> **Problem to work on**:
Print each of the entries exactly, leaving nothing out.

> **Items**:
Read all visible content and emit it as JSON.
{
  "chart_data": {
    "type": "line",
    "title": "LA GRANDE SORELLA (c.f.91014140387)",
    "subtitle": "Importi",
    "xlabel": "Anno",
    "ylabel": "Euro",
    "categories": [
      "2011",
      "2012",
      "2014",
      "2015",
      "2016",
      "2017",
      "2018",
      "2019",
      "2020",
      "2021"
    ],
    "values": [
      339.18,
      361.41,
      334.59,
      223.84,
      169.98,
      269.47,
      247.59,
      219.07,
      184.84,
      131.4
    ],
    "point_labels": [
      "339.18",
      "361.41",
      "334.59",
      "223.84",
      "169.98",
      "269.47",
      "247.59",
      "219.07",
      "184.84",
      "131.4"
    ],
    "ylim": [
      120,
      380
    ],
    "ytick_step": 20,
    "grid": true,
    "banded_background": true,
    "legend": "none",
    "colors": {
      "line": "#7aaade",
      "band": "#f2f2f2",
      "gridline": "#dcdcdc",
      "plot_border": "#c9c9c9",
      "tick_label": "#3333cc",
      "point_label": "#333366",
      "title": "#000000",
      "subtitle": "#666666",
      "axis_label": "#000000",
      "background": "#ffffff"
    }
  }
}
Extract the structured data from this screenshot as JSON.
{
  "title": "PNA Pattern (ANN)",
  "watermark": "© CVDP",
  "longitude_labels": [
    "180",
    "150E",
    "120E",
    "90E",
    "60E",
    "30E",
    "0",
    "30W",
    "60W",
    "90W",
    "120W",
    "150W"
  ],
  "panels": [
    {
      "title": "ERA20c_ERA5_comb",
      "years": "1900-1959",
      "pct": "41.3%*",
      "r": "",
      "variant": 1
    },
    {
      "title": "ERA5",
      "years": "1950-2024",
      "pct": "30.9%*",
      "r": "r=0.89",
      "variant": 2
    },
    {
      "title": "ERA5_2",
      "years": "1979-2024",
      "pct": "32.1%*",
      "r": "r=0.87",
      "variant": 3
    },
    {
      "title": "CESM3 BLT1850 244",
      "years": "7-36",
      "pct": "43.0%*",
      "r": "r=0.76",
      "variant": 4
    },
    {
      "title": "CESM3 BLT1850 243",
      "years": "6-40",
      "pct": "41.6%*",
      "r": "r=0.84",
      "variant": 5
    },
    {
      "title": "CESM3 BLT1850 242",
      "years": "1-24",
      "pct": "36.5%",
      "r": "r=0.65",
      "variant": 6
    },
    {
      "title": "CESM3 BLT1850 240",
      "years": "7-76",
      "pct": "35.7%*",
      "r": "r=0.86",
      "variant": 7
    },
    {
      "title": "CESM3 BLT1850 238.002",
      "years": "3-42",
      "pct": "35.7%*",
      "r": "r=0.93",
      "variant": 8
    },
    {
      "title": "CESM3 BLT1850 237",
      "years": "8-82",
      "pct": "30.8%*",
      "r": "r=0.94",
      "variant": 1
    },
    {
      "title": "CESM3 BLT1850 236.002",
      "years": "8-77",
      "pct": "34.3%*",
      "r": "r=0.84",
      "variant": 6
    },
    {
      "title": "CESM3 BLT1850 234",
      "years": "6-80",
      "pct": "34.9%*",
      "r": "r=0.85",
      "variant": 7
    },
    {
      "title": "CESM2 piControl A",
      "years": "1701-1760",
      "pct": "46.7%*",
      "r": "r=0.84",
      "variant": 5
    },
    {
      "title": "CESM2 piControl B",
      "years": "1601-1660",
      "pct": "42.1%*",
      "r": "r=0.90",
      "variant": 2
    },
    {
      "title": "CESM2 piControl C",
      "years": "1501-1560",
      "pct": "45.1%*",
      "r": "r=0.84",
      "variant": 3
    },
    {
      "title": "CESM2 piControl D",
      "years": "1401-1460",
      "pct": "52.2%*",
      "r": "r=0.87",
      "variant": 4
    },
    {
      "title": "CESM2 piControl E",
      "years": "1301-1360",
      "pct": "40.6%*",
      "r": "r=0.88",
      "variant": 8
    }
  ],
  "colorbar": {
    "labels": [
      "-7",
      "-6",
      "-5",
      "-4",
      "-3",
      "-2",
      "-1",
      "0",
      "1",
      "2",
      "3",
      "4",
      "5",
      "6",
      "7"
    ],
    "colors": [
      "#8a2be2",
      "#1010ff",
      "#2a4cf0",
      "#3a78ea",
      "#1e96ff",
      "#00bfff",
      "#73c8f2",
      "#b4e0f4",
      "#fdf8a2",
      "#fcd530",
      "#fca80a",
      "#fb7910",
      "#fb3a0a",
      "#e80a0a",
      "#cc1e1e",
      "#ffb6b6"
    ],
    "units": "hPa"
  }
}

> **Solution for this exercise**:
Read all visible content and emit it as JSON.
{
  "chart_data": {
    "type": "line",
    "title": "LA GRANDE SORELLA (c.f.91014140387)",
    "subtitle": "Importi",
    "xlabel": "Anno",
    "ylabel": "Euro",
    "categories": [
      "2011",
      "2012",
      "2014",
      "2015",
      "2016",
      "2017",
      "2018",
      "2019",
      "2020",
      "2021"
    ],
    "values": [
      339.18,
      361.41,
      334.59,
      223.84,
      169.98,
      269.47,
      247.59,
      219.07,
      184.84,
      131.4
    ],
    "point_labels": [
      "339.18",
      "361.41",
      "334.59",
      "223.84",
      "169.98",
      "269.47",
      "247.59",
      "219.07",
      "184.84",
      "131.4"
    ],
    "ylim": [
      120,
      380
    ],
    "ytick_step": 20,
    "grid": true,
    "banded_background": true,
    "legend": "none",
    "colors": {
      "line": "#7aaade",
      "band": "#f2f2f2",
      "gridline": "#dcdcdc",
      "plot_border": "#c9c9c9",
      "tick_label": "#3333cc",
      "point_label": "#333366",
      "title": "#000000",
      "subtitle": "#666666",
      "axis_label": "#000000",
      "background": "#ffffff"
    }
  }
}
Extract the structured data from this screenshot as JSON.
{
  "title": "PNA Pattern (ANN)",
  "watermark": "© CVDP",
  "longitude_labels": [
    "180",
    "150E",
    "120E",
    "90E",
    "60E",
    "30E",
    "0",
    "30W",
    "60W",
    "90W",
    "120W",
    "150W"
  ],
  "panels": [
    {
      "title": "ERA20c_ERA5_comb",
      "years": "1900-1959",
      "pct": "41.3%*",
      "r": "",
      "variant": 1
    },
    {
      "title": "ERA5",
      "years": "1950-2024",
      "pct": "30.9%*",
      "r": "r=0.89",
      "variant": 2
    },
    {
      "title": "ERA5_2",
      "years": "1979-2024",
      "pct": "32.1%*",
      "r": "r=0.87",
      "variant": 3
    },
    {
      "title": "CESM3 BLT1850 244",
      "years": "7-36",
      "pct": "43.0%*",
      "r": "r=0.76",
      "variant": 4
    },
    {
      "title": "CESM3 BLT1850 243",
      "years": "6-40",
      "pct": "41.6%*",
      "r": "r=0.84",
      "variant": 5
    },
    {
      "title": "CESM3 BLT1850 242",
      "years": "1-24",
      "pct": "36.5%",
      "r": "r=0.65",
      "variant": 6
    },
    {
      "title": "CESM3 BLT1850 240",
      "years": "7-76",
      "pct": "35.7%*",
      "r": "r=0.86",
      "variant": 7
    },
    {
      "title": "CESM3 BLT1850 238.002",
      "years": "3-42",
      "pct": "35.7%*",
      "r": "r=0.93",
      "variant": 8
    },
    {
      "title": "CESM3 BLT1850 237",
      "years": "8-82",
      "pct": "30.8%*",
      "r": "r=0.94",
      "variant": 1
    },
    {
      "title": "CESM3 BLT1850 236.002",
      "years": "8-77",
      "pct": "34.3%*",
      "r": "r=0.84",
      "variant": 6
    },
    {
      "title": "CESM3 BLT1850 234",
      "years": "6-80",
      "pct": "34.9%*",
      "r": "r=0.85",
      "variant": 7
    },
    {
      "title": "CESM2 piControl A",
      "years": "1701-1760",
      "pct": "46.7%*",
      "r": "r=0.84",
      "variant": 5
    },
    {
      "title": "CESM2 piControl B",
      "years": "1601-1660",
      "pct": "42.1%*",
      "r": "r=0.90",
      "variant": 2
    },
    {
      "title": "CESM2 piControl C",
      "years": "1501-1560",
      "pct": "45.1%*",
      "r": "r=0.84",
      "variant": 3
    },
    {
      "title": "CESM2 piControl D",
      "years": "1401-1460",
      "pct": "52.2%*",
      "r": "r=0.87",
      "variant": 4
    },
    {
      "title": "CESM2 piControl E",
      "years": "1301-1360",
      "pct": "40.6%*",
      "r": "r=0.88",
      "variant": 8
    }
  ],
  "colorbar": {
    "labels": [
      "-7",
      "-6",
      "-5",
      "-4",
      "-3",
      "-2",
      "-1",
      "0",
      "1",
      "2",
      "3",
      "4",
      "5",
      "6",
      "7"
    ],
    "colors": [
      "#8a2be2",
      "#1010ff",
      "#2a4cf0",
      "#3a78ea",
      "#1e96ff",
      "#00bfff",
      "#73c8f2",
      "#b4e0f4",
      "#fdf8a2",
      "#fcd530",
      "#fca80a",
      "#fb7910",
      "#fb3a0a",
      "#e80a0a",
      "#cc1e1e",
      "#ffb6b6"
    ],
    "units": "hPa"
  }
}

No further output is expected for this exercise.